== Work to complete ==
How many lines of the records hold the string "сторон"? Reply with the number alone.
◆ ◆ ◆
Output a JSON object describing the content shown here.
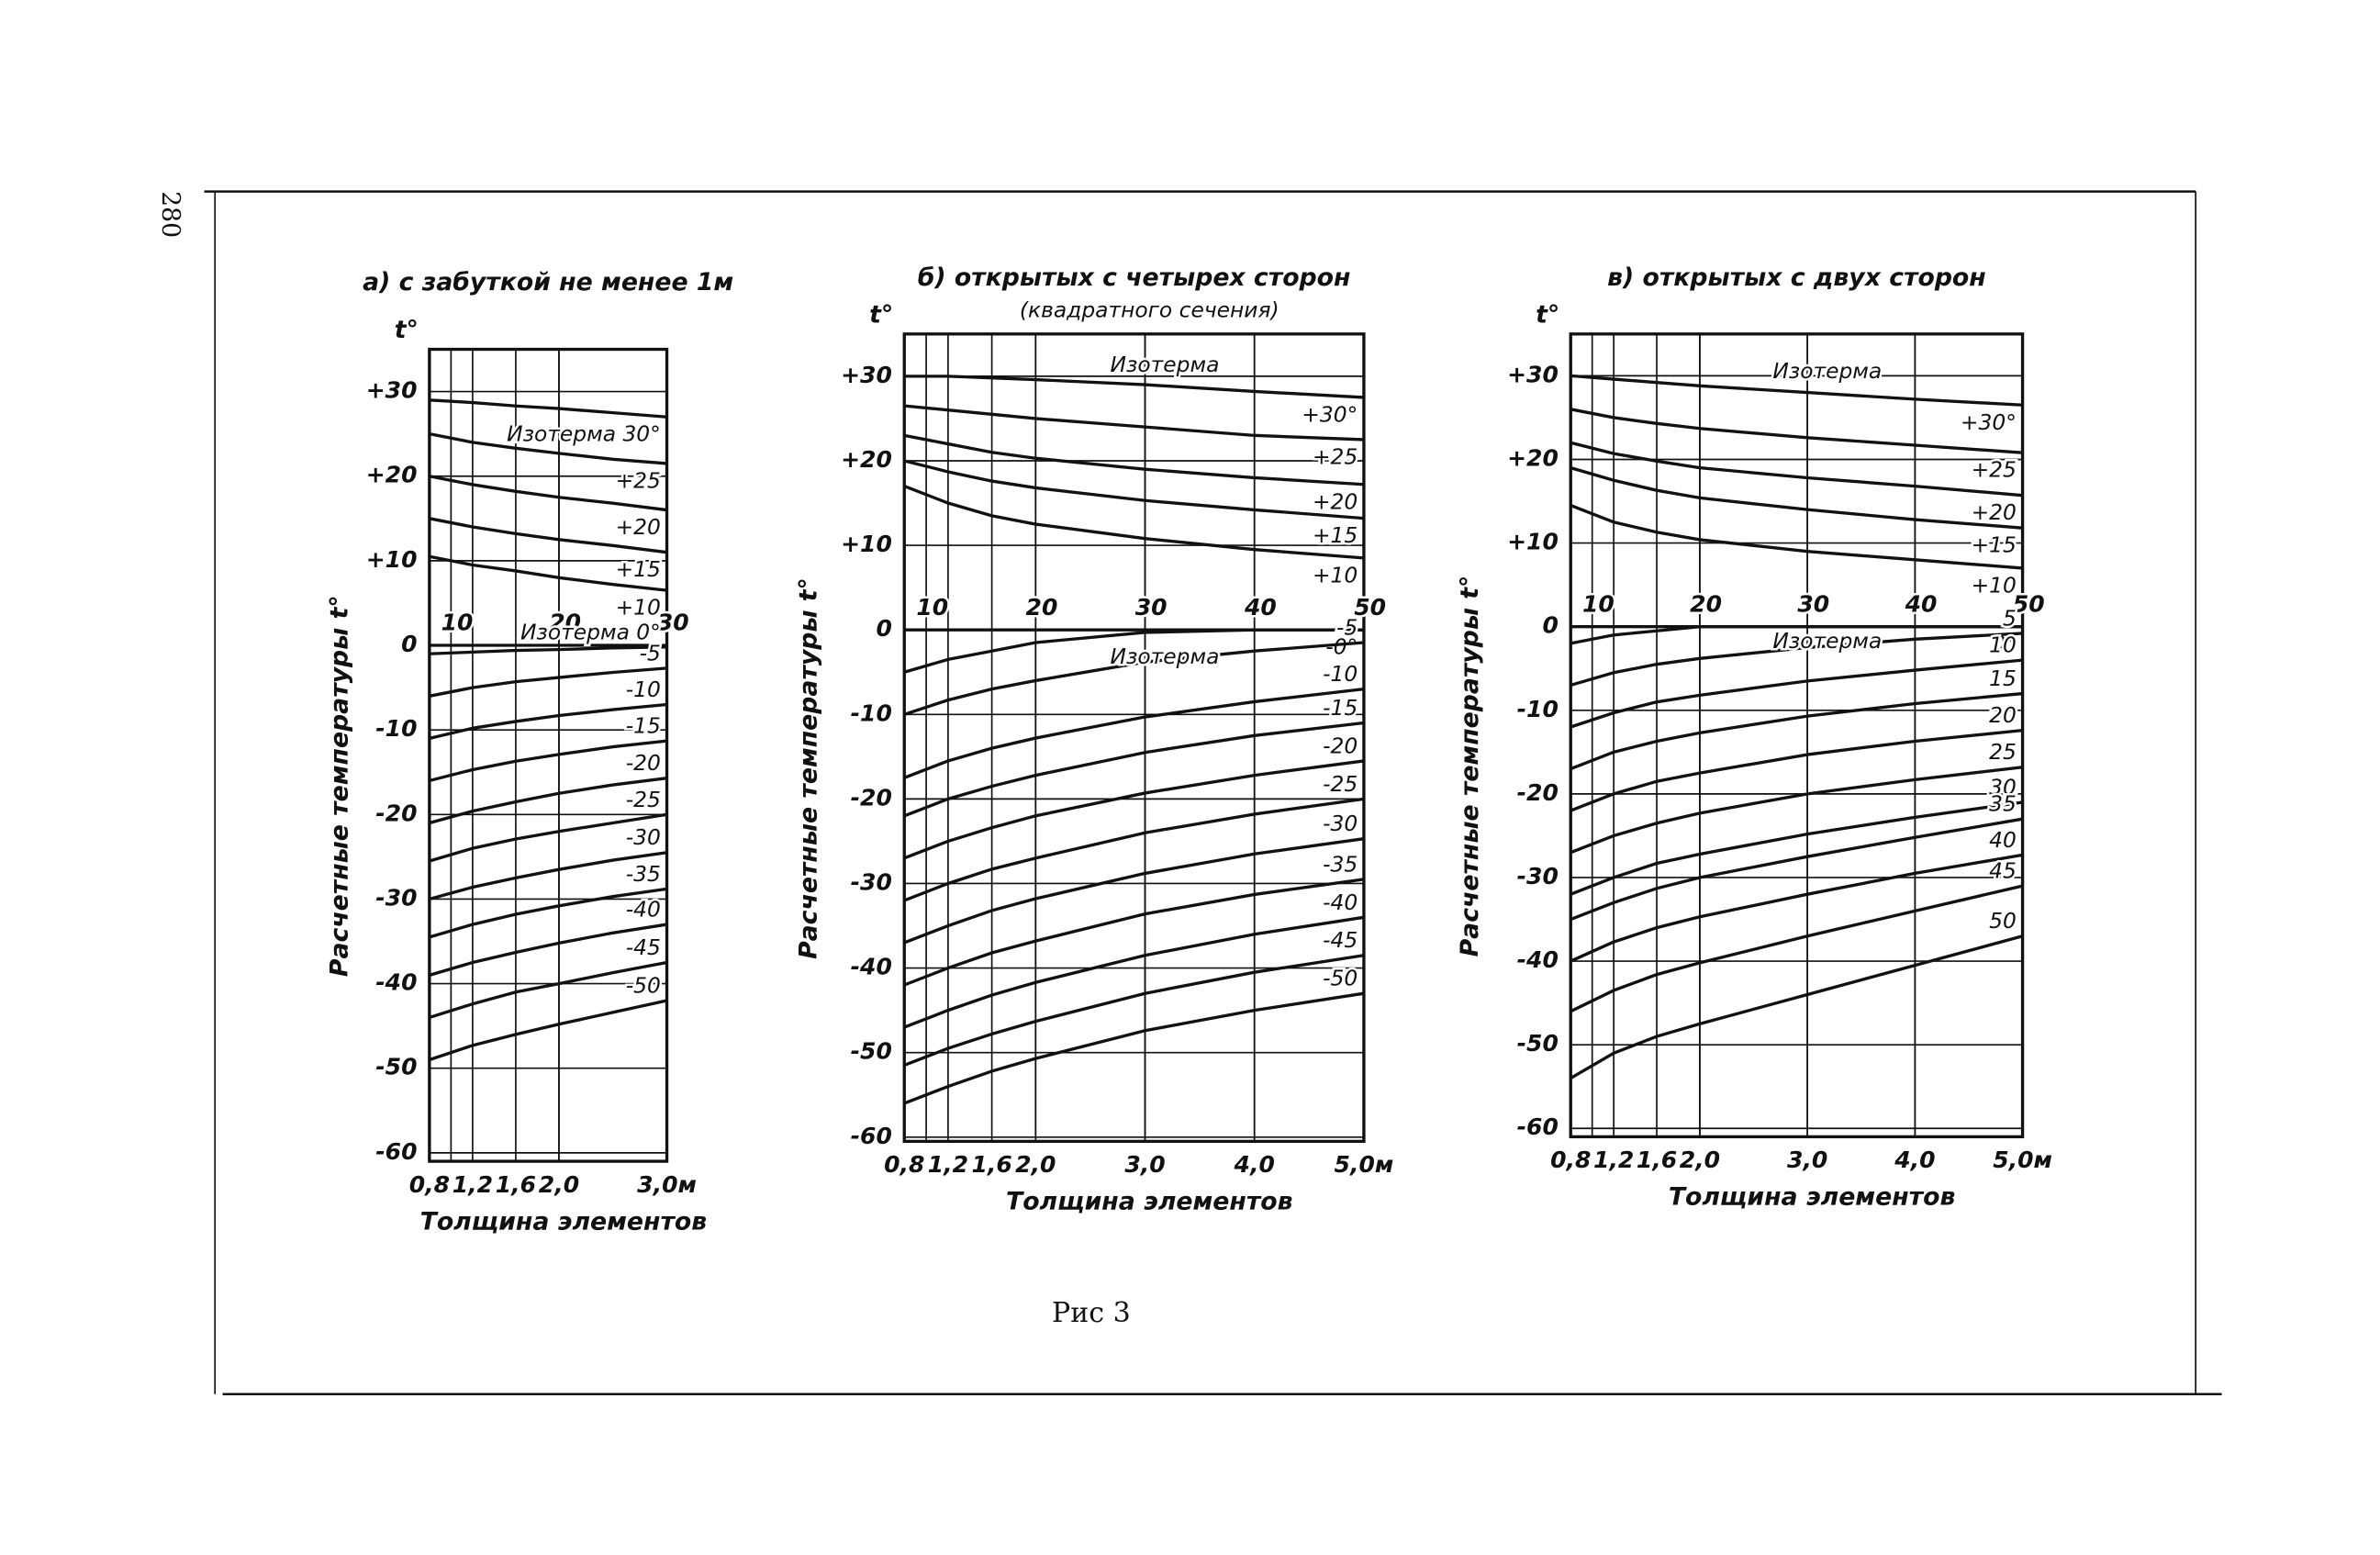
{
  "page_number": "280",
  "caption": "Рис 3",
  "chart_data": [
    {
      "type": "line",
      "title": "а) с забуткой не менее 1м",
      "y_top_label": "t°",
      "ylabel": "Расчетные температуры t°",
      "xlabel": "Толщина элементов",
      "color": "#111111",
      "grid": true,
      "x": [
        0.8,
        1.2,
        1.6,
        2.0,
        2.5,
        3.0
      ],
      "xlim": [
        0.8,
        3.0
      ],
      "xticks": [
        {
          "value": 0.8,
          "label": "0,8"
        },
        {
          "value": 1.2,
          "label": "1,2"
        },
        {
          "value": 1.6,
          "label": "1,6"
        },
        {
          "value": 2.0,
          "label": "2,0"
        },
        {
          "value": 3.0,
          "label": "3,0м"
        }
      ],
      "x2lim": [
        8,
        30
      ],
      "x2ticks": [
        10,
        20,
        30
      ],
      "ylim": [
        -61,
        35
      ],
      "yticks": [
        {
          "value": 30,
          "label": "+30"
        },
        {
          "value": 20,
          "label": "+20"
        },
        {
          "value": 10,
          "label": "+10"
        },
        0,
        -10,
        -20,
        -30,
        -40,
        -50,
        -60
      ],
      "series": [
        {
          "name": "Изотерма 30°",
          "values": [
            29,
            28.7,
            28.3,
            28,
            27.5,
            27
          ]
        },
        {
          "name": "+25",
          "values": [
            25,
            24,
            23.3,
            22.7,
            22,
            21.5
          ]
        },
        {
          "name": "+20",
          "values": [
            20,
            19,
            18.2,
            17.5,
            16.8,
            16
          ]
        },
        {
          "name": "+15",
          "values": [
            15,
            14,
            13.2,
            12.5,
            11.8,
            11
          ]
        },
        {
          "name": "+10",
          "values": [
            10.5,
            9.5,
            8.8,
            8,
            7.2,
            6.5
          ]
        },
        {
          "name": "Изотерма 0°",
          "values": [
            -1,
            -0.8,
            -0.6,
            -0.5,
            -0.3,
            -0.2
          ]
        },
        {
          "name": "-5",
          "values": [
            -6,
            -5,
            -4.3,
            -3.8,
            -3.2,
            -2.7
          ]
        },
        {
          "name": "-10",
          "values": [
            -11,
            -9.8,
            -9,
            -8.3,
            -7.6,
            -7
          ]
        },
        {
          "name": "-15",
          "values": [
            -16,
            -14.7,
            -13.7,
            -12.9,
            -12,
            -11.3
          ]
        },
        {
          "name": "-20",
          "values": [
            -21,
            -19.6,
            -18.5,
            -17.5,
            -16.5,
            -15.7
          ]
        },
        {
          "name": "-25",
          "values": [
            -25.5,
            -24,
            -22.9,
            -22,
            -21,
            -20
          ]
        },
        {
          "name": "-30",
          "values": [
            -30,
            -28.6,
            -27.5,
            -26.5,
            -25.4,
            -24.5
          ]
        },
        {
          "name": "-35",
          "values": [
            -34.5,
            -33,
            -31.8,
            -30.8,
            -29.7,
            -28.8
          ]
        },
        {
          "name": "-40",
          "values": [
            -39,
            -37.5,
            -36.3,
            -35.2,
            -34,
            -33
          ]
        },
        {
          "name": "-45",
          "values": [
            -44,
            -42.4,
            -41,
            -40,
            -38.7,
            -37.5
          ]
        },
        {
          "name": "-50",
          "values": [
            -49,
            -47.3,
            -46,
            -44.8,
            -43.4,
            -42
          ]
        }
      ]
    },
    {
      "type": "line",
      "title": "б) открытых с четырех сторон",
      "subtitle": "(квадратного сечения)",
      "y_top_label": "t°",
      "ylabel": "Расчетные температуры t°",
      "xlabel": "Толщина элементов",
      "color": "#111111",
      "grid": true,
      "annotations": [
        "Изотерма",
        "Изотерма"
      ],
      "x": [
        0.8,
        1.2,
        1.6,
        2.0,
        3.0,
        4.0,
        5.0
      ],
      "xlim": [
        0.8,
        5.0
      ],
      "xticks": [
        {
          "value": 0.8,
          "label": "0,8"
        },
        {
          "value": 1.2,
          "label": "1,2"
        },
        {
          "value": 1.6,
          "label": "1,6"
        },
        {
          "value": 2.0,
          "label": "2,0"
        },
        {
          "value": 3.0,
          "label": "3,0"
        },
        {
          "value": 4.0,
          "label": "4,0"
        },
        {
          "value": 5.0,
          "label": "5,0м"
        }
      ],
      "x2lim": [
        8,
        50
      ],
      "x2ticks": [
        10,
        20,
        30,
        40,
        50
      ],
      "ylim": [
        -60.5,
        35
      ],
      "yticks": [
        {
          "value": 30,
          "label": "+30"
        },
        {
          "value": 20,
          "label": "+20"
        },
        {
          "value": 10,
          "label": "+10"
        },
        0,
        -10,
        -20,
        -30,
        -40,
        -50,
        -60
      ],
      "series": [
        {
          "name": "+30°",
          "values": [
            30,
            30,
            29.8,
            29.6,
            29,
            28.2,
            27.5
          ]
        },
        {
          "name": "+25",
          "values": [
            26.5,
            26,
            25.5,
            25,
            24,
            23,
            22.5
          ]
        },
        {
          "name": "+20",
          "values": [
            23,
            22,
            21,
            20.3,
            19,
            18,
            17.2
          ]
        },
        {
          "name": "+15",
          "values": [
            20,
            18.7,
            17.6,
            16.8,
            15.3,
            14.2,
            13.2
          ]
        },
        {
          "name": "+10",
          "values": [
            17,
            15,
            13.5,
            12.5,
            10.8,
            9.5,
            8.5
          ]
        },
        {
          "name": "-0°",
          "values": [
            -5,
            -3.5,
            -2.5,
            -1.5,
            -0.3,
            0,
            0
          ]
        },
        {
          "name": "-5",
          "values": [
            -10,
            -8.3,
            -7,
            -6,
            -3.8,
            -2.5,
            -1.5
          ]
        },
        {
          "name": "-10",
          "values": [
            -17.5,
            -15.5,
            -14,
            -12.8,
            -10.3,
            -8.5,
            -7
          ]
        },
        {
          "name": "-15",
          "values": [
            -22,
            -20,
            -18.5,
            -17.2,
            -14.5,
            -12.5,
            -11
          ]
        },
        {
          "name": "-20",
          "values": [
            -27,
            -25,
            -23.4,
            -22,
            -19.3,
            -17.2,
            -15.5
          ]
        },
        {
          "name": "-25",
          "values": [
            -32,
            -30,
            -28.3,
            -27,
            -24,
            -21.8,
            -20
          ]
        },
        {
          "name": "-30",
          "values": [
            -37,
            -35,
            -33.2,
            -31.8,
            -28.8,
            -26.5,
            -24.7
          ]
        },
        {
          "name": "-35",
          "values": [
            -42,
            -40,
            -38.2,
            -36.8,
            -33.6,
            -31.3,
            -29.5
          ]
        },
        {
          "name": "-40",
          "values": [
            -47,
            -45,
            -43.2,
            -41.7,
            -38.5,
            -36,
            -34
          ]
        },
        {
          "name": "-45",
          "values": [
            -51.5,
            -49.5,
            -47.8,
            -46.3,
            -43,
            -40.5,
            -38.5
          ]
        },
        {
          "name": "-50",
          "values": [
            -56,
            -54,
            -52.2,
            -50.7,
            -47.4,
            -45,
            -43
          ]
        }
      ]
    },
    {
      "type": "line",
      "title": "в) открытых с двух сторон",
      "y_top_label": "t°",
      "ylabel": "Расчетные температуры t°",
      "xlabel": "Толщина элементов",
      "color": "#111111",
      "grid": true,
      "annotations": [
        "Изотерма",
        "Изотерма"
      ],
      "x": [
        0.8,
        1.2,
        1.6,
        2.0,
        3.0,
        4.0,
        5.0
      ],
      "xlim": [
        0.8,
        5.0
      ],
      "xticks": [
        {
          "value": 0.8,
          "label": "0,8"
        },
        {
          "value": 1.2,
          "label": "1,2"
        },
        {
          "value": 1.6,
          "label": "1,6"
        },
        {
          "value": 2.0,
          "label": "2,0"
        },
        {
          "value": 3.0,
          "label": "3,0"
        },
        {
          "value": 4.0,
          "label": "4,0"
        },
        {
          "value": 5.0,
          "label": "5,0м"
        }
      ],
      "x2lim": [
        8,
        50
      ],
      "x2ticks": [
        10,
        20,
        30,
        40,
        50
      ],
      "ylim": [
        -61,
        35
      ],
      "yticks": [
        {
          "value": 30,
          "label": "+30"
        },
        {
          "value": 20,
          "label": "+20"
        },
        {
          "value": 10,
          "label": "+10"
        },
        0,
        -10,
        -20,
        -30,
        -40,
        -50,
        -60
      ],
      "series": [
        {
          "name": "+30°",
          "values": [
            30,
            29.6,
            29.2,
            28.8,
            28,
            27.2,
            26.5
          ]
        },
        {
          "name": "+25",
          "values": [
            26,
            25,
            24.3,
            23.7,
            22.6,
            21.7,
            20.8
          ]
        },
        {
          "name": "+20",
          "values": [
            22,
            20.7,
            19.8,
            19,
            17.8,
            16.8,
            15.7
          ]
        },
        {
          "name": "+15",
          "values": [
            19,
            17.5,
            16.3,
            15.4,
            14,
            12.8,
            11.8
          ]
        },
        {
          "name": "+10",
          "values": [
            14.5,
            12.5,
            11.3,
            10.4,
            9,
            8,
            7
          ]
        },
        {
          "name": "0°",
          "values": [
            -2,
            -1,
            -0.5,
            0,
            0,
            0,
            0
          ]
        },
        {
          "name": "5",
          "values": [
            -7,
            -5.5,
            -4.5,
            -3.8,
            -2.5,
            -1.5,
            -0.8
          ]
        },
        {
          "name": "10",
          "values": [
            -12,
            -10.3,
            -9,
            -8.2,
            -6.5,
            -5.2,
            -4
          ]
        },
        {
          "name": "15",
          "values": [
            -17,
            -15,
            -13.7,
            -12.7,
            -10.7,
            -9.2,
            -8
          ]
        },
        {
          "name": "20",
          "values": [
            -22,
            -20,
            -18.5,
            -17.5,
            -15.3,
            -13.7,
            -12.4
          ]
        },
        {
          "name": "25",
          "values": [
            -27,
            -25,
            -23.5,
            -22.3,
            -20,
            -18.3,
            -16.8
          ]
        },
        {
          "name": "30",
          "values": [
            -32,
            -30,
            -28.3,
            -27.2,
            -24.8,
            -22.8,
            -21
          ]
        },
        {
          "name": "35",
          "values": [
            -35,
            -33,
            -31.3,
            -30,
            -27.5,
            -25.2,
            -23
          ]
        },
        {
          "name": "40",
          "values": [
            -40,
            -37.7,
            -36,
            -34.7,
            -32,
            -29.5,
            -27.3
          ]
        },
        {
          "name": "45",
          "values": [
            -46,
            -43.5,
            -41.6,
            -40.2,
            -37,
            -34,
            -31
          ]
        },
        {
          "name": "50",
          "values": [
            -54,
            -51,
            -49,
            -47.5,
            -44,
            -40.5,
            -37
          ]
        }
      ]
    }
  ]
}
◆ ◆ ◆
== Written answer ==
2